Source data:
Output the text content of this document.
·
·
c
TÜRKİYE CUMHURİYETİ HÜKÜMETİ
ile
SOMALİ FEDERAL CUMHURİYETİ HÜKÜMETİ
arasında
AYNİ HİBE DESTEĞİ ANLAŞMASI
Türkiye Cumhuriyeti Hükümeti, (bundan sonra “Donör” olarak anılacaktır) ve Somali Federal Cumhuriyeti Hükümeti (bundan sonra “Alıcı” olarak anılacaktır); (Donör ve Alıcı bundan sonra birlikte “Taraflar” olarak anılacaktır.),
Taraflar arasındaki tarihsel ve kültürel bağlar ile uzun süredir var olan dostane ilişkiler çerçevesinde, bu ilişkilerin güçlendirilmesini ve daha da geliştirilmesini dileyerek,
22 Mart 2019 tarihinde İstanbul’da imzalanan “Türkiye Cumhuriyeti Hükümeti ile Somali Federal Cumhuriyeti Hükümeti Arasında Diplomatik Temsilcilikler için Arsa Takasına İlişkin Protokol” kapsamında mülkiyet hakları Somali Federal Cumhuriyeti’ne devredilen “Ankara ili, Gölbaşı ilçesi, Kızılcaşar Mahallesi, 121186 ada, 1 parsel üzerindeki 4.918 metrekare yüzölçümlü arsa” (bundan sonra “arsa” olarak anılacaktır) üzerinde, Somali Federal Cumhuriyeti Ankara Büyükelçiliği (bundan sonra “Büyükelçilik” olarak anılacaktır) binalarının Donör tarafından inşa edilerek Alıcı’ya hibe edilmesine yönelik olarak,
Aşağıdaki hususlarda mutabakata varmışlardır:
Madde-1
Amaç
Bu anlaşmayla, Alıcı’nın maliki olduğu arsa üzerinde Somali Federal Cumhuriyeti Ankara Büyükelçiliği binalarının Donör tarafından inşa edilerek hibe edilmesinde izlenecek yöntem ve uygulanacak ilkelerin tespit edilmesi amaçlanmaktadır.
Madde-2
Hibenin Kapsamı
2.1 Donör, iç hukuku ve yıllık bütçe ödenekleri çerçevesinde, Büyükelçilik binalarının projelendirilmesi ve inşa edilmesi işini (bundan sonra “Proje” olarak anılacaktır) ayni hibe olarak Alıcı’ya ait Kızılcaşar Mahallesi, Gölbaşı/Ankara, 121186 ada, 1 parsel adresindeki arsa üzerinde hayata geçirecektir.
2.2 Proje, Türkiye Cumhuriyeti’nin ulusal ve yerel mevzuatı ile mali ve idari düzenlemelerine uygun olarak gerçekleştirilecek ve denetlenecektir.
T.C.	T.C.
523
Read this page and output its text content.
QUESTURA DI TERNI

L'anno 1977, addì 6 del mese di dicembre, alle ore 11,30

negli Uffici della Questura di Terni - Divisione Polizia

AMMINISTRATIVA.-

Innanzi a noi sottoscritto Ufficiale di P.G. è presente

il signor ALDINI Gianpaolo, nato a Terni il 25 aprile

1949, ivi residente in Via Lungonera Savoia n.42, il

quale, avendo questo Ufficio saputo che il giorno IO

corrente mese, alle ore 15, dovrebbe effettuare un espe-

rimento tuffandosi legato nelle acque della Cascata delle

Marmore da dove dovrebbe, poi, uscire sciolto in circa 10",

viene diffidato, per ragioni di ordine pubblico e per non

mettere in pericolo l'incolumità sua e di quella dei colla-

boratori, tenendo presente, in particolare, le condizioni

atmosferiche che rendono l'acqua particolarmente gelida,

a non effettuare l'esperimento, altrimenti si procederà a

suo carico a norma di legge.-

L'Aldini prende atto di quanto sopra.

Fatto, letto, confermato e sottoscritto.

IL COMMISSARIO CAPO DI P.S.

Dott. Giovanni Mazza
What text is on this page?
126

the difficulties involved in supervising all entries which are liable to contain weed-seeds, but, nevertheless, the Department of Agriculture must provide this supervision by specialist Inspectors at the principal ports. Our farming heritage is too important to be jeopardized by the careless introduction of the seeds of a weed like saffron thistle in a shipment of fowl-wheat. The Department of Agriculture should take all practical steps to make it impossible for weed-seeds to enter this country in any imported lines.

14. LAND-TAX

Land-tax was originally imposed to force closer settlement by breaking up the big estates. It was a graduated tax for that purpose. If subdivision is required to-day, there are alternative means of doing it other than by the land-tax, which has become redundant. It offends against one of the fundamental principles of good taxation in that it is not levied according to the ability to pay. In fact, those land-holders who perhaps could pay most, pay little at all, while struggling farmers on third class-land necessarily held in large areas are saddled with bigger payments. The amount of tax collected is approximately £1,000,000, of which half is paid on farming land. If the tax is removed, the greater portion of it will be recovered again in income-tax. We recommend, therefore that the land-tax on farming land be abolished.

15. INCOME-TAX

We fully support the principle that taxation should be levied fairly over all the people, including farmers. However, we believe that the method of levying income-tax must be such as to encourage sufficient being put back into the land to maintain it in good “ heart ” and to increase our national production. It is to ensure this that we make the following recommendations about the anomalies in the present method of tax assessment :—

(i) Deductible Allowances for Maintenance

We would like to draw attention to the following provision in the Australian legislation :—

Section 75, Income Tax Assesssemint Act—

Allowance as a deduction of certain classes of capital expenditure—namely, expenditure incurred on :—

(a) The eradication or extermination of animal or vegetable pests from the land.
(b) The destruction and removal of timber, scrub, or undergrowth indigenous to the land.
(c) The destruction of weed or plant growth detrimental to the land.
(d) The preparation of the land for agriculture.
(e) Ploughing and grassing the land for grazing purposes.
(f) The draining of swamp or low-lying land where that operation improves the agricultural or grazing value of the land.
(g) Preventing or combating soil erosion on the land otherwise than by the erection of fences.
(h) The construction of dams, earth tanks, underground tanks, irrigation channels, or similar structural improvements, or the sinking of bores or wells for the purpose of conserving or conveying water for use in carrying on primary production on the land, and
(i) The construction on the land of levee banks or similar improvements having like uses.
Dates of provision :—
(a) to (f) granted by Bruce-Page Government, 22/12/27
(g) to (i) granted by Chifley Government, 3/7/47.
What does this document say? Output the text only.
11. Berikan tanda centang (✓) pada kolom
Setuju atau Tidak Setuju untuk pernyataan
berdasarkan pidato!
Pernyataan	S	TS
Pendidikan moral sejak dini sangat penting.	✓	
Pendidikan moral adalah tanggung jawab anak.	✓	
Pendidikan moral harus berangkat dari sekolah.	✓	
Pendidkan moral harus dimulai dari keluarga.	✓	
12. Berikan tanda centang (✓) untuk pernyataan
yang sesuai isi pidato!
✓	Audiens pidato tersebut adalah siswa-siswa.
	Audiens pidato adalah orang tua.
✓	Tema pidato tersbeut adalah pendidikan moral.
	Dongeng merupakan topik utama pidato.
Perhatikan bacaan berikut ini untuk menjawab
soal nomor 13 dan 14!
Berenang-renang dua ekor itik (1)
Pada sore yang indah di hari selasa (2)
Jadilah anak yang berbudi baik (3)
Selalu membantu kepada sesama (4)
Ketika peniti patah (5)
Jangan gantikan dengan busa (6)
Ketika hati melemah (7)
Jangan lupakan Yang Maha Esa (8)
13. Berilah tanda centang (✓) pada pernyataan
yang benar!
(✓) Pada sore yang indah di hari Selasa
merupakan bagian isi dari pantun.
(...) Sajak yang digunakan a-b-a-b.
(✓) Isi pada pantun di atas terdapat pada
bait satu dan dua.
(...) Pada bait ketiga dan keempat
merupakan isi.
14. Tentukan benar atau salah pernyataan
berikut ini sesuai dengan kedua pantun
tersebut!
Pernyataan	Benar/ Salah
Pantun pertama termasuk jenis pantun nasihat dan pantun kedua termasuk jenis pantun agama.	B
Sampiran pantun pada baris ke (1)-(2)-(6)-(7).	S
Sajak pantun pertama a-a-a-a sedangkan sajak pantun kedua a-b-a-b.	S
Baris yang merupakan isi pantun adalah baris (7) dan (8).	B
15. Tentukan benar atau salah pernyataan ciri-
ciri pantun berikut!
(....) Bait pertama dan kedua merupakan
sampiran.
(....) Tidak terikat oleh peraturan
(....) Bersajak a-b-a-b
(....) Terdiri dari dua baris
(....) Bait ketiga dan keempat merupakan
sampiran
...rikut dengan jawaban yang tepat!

• [Goal of the exercise]:
How many of the listing's lines contain "improvements"? Respond with a single number and nothing else.

• [Response to this task]:
2